However, the existing studies indicate only that
AOP provides a better lexical SoC, but fail to show
that AOP improves modularity. The advocates of
AOP wrongly identify lexical SoC with the meaning
attributed to SoC by Dijkstra. Next, they conclude
that if AOP enriches SoC techniques, then it enables
better modularity. However, something is wrong
with the above reasoning. The results of some
research (Tourwe, Brichau & Gybels 2003; Kästner,
Apel & Batory 2007; Figueiredo et al. 2008) indicate
that AOP leads to software that is as hard, or perhaps
even harder, to evolve and to reuse than was the case
before. Yet, it is documented that the improved
modularity translates into easier maintenance and
code reuse. The aim of this paper is to discuss
whether the aspect-oriented SoC makes software
more modular.
4 ASPECT-ORIENTED SOC: A
THEORETICAL DISCUSSION
4.1 AOP Promotes Unstructured
Programming
Constantinides, Scotinides & Störzer (2004) show
that AOP has some of the problems associated with
the GoTo statement. In particular, it does not allow
for creating a coordinate system for the programmer.
Since an advice can plug into just about any point of
execution of a program, one can never know the
previous (or following) statement of any statement
(Steimann 2006). An advice is even worse than
GoTo as the GoTo statement transfers control flow
to a visible label, while an advice does not. As a
result, just looking at the source code of the base
module is not enough to deduce a variable value –
an advice might have changed it invisibly for the
programmer. Constantinides et al. compare Advice
to the ComeFrom statement, which was proposed as
a way to avoid GoTo – of course only as a joke
(Constantinides, Scotinides & Störzer 2004).
4.2 AOP Breaks Information Hiding
A well designed module hides its implementation
details from other modules. Prior to AOP, public
interfaces together with private implementations
guaranteed that changing a module’s implementation
would not break other modules as long as the
interface would be kept the same. Since AOP this is
no longer true. A pointcut expression allows a
programmer to ignore the provided interface of a
base module by capturing calls to the private
methods. Then changes to the implementation of the
base module might crash the pointcut expression.

[DATASET EXCERPTS]
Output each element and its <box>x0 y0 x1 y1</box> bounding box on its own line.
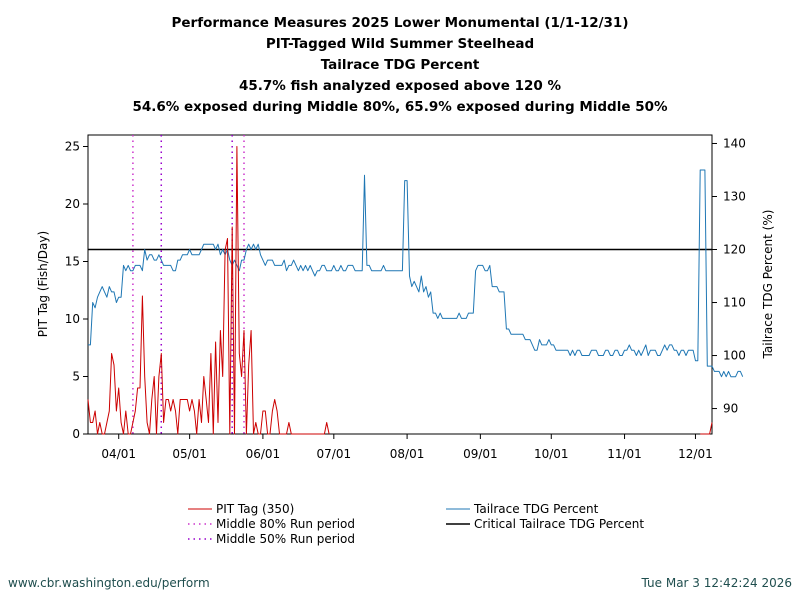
y-left-tick-label: 0 <box>72 427 80 441</box>
x-tick-label: 12/01 <box>678 447 713 461</box>
legend-label-tdg: Tailrace TDG Percent <box>473 502 599 516</box>
y-left-tick-label: 15 <box>65 255 80 269</box>
y-left-tick-label: 20 <box>65 197 80 211</box>
pit-series-line-1 <box>700 422 713 435</box>
tdg-series-line <box>88 169 744 378</box>
run-period-lines <box>132 135 245 434</box>
y-left-tick-label: 5 <box>72 370 80 384</box>
y-right-tick-label: 130 <box>723 189 746 203</box>
x-tick-label: 04/01 <box>101 447 136 461</box>
y-axis-right-title: Tailrace TDG Percent (%) <box>761 210 775 360</box>
chart-title-block: Performance Measures 2025 Lower Monument… <box>0 13 800 118</box>
x-tick-label: 10/01 <box>534 447 569 461</box>
y-right-tick-label: 120 <box>723 243 746 257</box>
y-right-tick-label: 140 <box>723 136 746 150</box>
y-right-tick-label: 100 <box>723 349 746 363</box>
legend-label-pit: PIT Tag (350) <box>216 502 294 516</box>
axes-group: 0 5 10 15 20 25 90 100 110 120 130 140 04/01 05/01 06/… <box>65 136 746 461</box>
tdg-series-group <box>88 169 744 378</box>
legend-label-mid50: Middle 50% Run period <box>216 532 355 546</box>
y-right-tick-label: 90 <box>723 402 738 416</box>
x-tick-label: 05/01 <box>172 447 207 461</box>
legend-label-mid80: Middle 80% Run period <box>216 517 355 531</box>
y-left-tick-label: 25 <box>65 140 80 154</box>
legend-label-critical: Critical Tailrace TDG Percent <box>474 517 644 531</box>
x-tick-label: 07/01 <box>317 447 352 461</box>
chart-subtitle-middle-exposure: 54.6% exposed during Middle 80%, 65.9% e… <box>132 99 668 115</box>
chart-subtitle-species: PIT-Tagged Wild Summer Steelhead <box>265 36 535 52</box>
pit-series-group <box>87 146 713 435</box>
legend: PIT Tag (350) Middle 80% Run period Midd… <box>188 502 644 546</box>
x-tick-label: 11/01 <box>607 447 642 461</box>
x-tick-label: 08/01 <box>390 447 425 461</box>
x-tick-label: 06/01 <box>246 447 281 461</box>
chart-subtitle-exposure: 45.7% fish analyzed exposed above 120 % <box>239 78 561 94</box>
chart-subtitle-measure: Tailrace TDG Percent <box>320 57 480 73</box>
pit-series-line-0 <box>87 146 330 435</box>
footer-timestamp: Tue Mar 3 12:42:24 2026 <box>641 576 792 590</box>
y-axis-left-title: PIT Tag (Fish/Day) <box>36 231 50 337</box>
chart-title: Performance Measures 2025 Lower Monument… <box>171 15 629 31</box>
y-right-tick-label: 110 <box>723 296 746 310</box>
plot-frame <box>87 134 713 435</box>
x-tick-label: 09/01 <box>463 447 498 461</box>
y-left-tick-label: 10 <box>65 312 80 326</box>
footer-url[interactable]: www.cbr.washington.edu/perform <box>8 576 210 590</box>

[SET OF TASKS]
1) Copy everything in the AOP modularity passage from "Since an advice" down to "Scotinides & Störzer 2004).".
2) List each work cited in the AOP modularity passage once, giving the authors and year as they appear there.

[RESPONSES IN ORDER]
1)
Since an advice can plug into just about any point of
execution of a program, one can never know the
previous (or following) statement of any statement
(Steimann 2006). An advice is even worse than
GoTo as the GoTo statement transfers control flow
to a visible label, while an advice does not. As a
result, just looking at the source code of the base
module is not enough to deduce a variable value –
an advice might have changed it invisibly for the
programmer. Constantinides et al. compare Advice
to the ComeFrom statement, which was proposed as
a way to avoid GoTo – of course only as a joke
(Constantinides, Scotinides & Störzer 2004).

2)
- Tourwe, Brichau & Gybels 2003
- Kästner, Apel & Batory 2007
- Figueiredo et al. 2008
- Constantinides, Scotinides & Störzer 2004
- Steimann 2006